--- Start ---

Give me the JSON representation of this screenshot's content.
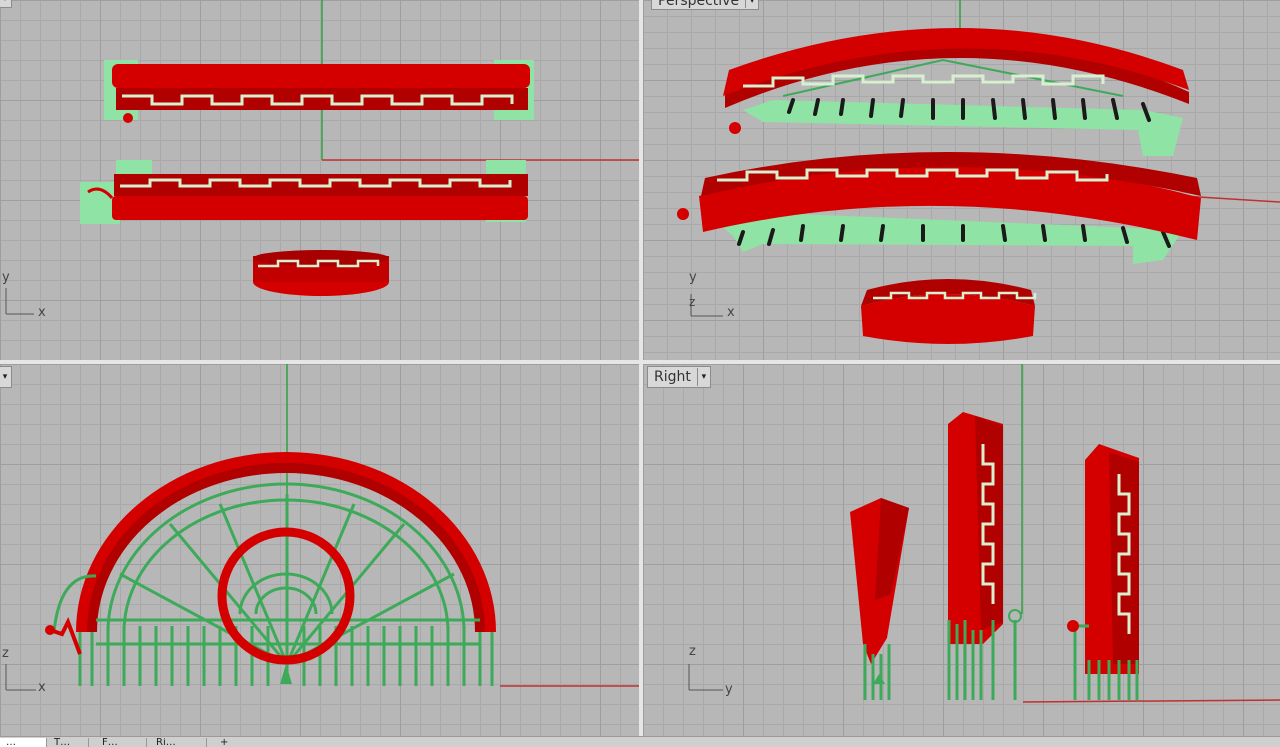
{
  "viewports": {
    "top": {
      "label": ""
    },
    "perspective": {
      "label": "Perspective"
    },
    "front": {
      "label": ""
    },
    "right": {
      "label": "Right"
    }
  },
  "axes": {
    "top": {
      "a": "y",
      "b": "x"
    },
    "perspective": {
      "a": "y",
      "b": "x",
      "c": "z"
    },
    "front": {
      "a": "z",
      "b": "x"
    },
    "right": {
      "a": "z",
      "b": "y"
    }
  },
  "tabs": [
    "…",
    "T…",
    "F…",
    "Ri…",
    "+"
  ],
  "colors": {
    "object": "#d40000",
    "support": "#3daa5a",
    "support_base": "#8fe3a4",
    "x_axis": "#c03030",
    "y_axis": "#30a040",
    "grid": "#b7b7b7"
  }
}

--- End ---
--- Start ---

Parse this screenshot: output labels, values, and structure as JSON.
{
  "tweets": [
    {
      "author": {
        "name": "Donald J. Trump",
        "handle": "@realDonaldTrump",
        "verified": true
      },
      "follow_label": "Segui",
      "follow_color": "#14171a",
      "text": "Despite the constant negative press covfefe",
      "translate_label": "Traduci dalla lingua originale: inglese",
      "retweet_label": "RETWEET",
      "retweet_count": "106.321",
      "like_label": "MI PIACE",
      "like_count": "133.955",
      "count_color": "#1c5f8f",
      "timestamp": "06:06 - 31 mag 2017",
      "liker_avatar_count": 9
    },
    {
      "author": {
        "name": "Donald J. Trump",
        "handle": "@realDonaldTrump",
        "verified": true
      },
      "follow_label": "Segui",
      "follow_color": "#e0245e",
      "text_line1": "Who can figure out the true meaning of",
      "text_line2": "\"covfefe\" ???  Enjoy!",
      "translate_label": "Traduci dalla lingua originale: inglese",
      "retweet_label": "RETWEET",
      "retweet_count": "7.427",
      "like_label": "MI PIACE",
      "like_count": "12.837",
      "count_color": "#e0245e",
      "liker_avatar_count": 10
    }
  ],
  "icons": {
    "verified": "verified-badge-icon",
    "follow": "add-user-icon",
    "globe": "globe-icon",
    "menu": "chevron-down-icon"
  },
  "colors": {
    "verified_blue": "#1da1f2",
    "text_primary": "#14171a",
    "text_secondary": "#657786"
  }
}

--- End ---

TASK OBJECTIVE →
Return each line in the records that holds the string "this".

THE OUTPUT →
Give me the JSON representation of this screenshot's content.
Parse this screenshot: output labels, values, and structure as JSON.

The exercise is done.